§ **GIVEN REQUEST**
Reproduce this listing in full.
------
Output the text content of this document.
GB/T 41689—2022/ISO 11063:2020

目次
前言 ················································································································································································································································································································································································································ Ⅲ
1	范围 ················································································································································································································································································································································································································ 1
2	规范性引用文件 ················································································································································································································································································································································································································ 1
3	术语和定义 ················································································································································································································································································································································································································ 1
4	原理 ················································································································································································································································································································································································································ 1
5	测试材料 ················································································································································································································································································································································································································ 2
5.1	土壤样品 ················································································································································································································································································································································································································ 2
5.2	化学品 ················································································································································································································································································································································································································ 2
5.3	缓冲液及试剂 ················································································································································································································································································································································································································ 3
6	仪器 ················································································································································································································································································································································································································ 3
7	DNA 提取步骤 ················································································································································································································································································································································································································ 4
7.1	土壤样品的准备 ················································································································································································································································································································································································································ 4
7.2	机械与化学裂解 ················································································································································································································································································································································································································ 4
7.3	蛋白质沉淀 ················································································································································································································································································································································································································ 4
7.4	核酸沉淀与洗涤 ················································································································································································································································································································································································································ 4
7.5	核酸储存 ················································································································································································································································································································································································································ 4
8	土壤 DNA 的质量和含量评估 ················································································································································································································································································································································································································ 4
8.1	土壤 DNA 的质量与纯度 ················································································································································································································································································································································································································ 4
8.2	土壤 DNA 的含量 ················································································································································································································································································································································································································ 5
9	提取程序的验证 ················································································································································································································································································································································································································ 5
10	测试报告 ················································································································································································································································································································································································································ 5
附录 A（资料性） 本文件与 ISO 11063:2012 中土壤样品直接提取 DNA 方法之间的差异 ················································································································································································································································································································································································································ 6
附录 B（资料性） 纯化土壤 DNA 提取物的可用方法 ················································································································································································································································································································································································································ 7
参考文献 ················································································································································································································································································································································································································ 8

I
------
§ **THE OUTPUT**
Output the text content of this document.
GB/T 41689—2022/ISO 11063:2020

目次
前言 ················································································································································································································································································································································································································ Ⅲ
1	范围 ················································································································································································································································································································································································································ 1
2	规范性引用文件 ················································································································································································································································································································································································································ 1
3	术语和定义 ················································································································································································································································································································································································································ 1
4	原理 ················································································································································································································································································································································································································ 1
5	测试材料 ················································································································································································································································································································································································································ 2
5.1	土壤样品 ················································································································································································································································································································································································································ 2
5.2	化学品 ················································································································································································································································································································································································································ 2
5.3	缓冲液及试剂 ················································································································································································································································································································································································································ 3
6	仪器 ················································································································································································································································································································································································································ 3
7	DNA 提取步骤 ················································································································································································································································································································································································································ 4
7.1	土壤样品的准备 ················································································································································································································································································································································································································ 4
7.2	机械与化学裂解 ················································································································································································································································································································································································································ 4
7.3	蛋白质沉淀 ················································································································································································································································································································································································································ 4
7.4	核酸沉淀与洗涤 ················································································································································································································································································································································································································ 4
7.5	核酸储存 ················································································································································································································································································································································································································ 4
8	土壤 DNA 的质量和含量评估 ················································································································································································································································································································································································································ 4
8.1	土壤 DNA 的质量与纯度 ················································································································································································································································································································································································································ 4
8.2	土壤 DNA 的含量 ················································································································································································································································································································································································································ 5
9	提取程序的验证 ················································································································································································································································································································································································································ 5
10	测试报告 ················································································································································································································································································································································································································ 5
附录 A（资料性） 本文件与 ISO 11063:2012 中土壤样品直接提取 DNA 方法之间的差异 ················································································································································································································································································································································································································ 6
附录 B（资料性） 纯化土壤 DNA 提取物的可用方法 ················································································································································································································································································································································································································ 7
参考文献 ················································································································································································································································································································································································································ 8

I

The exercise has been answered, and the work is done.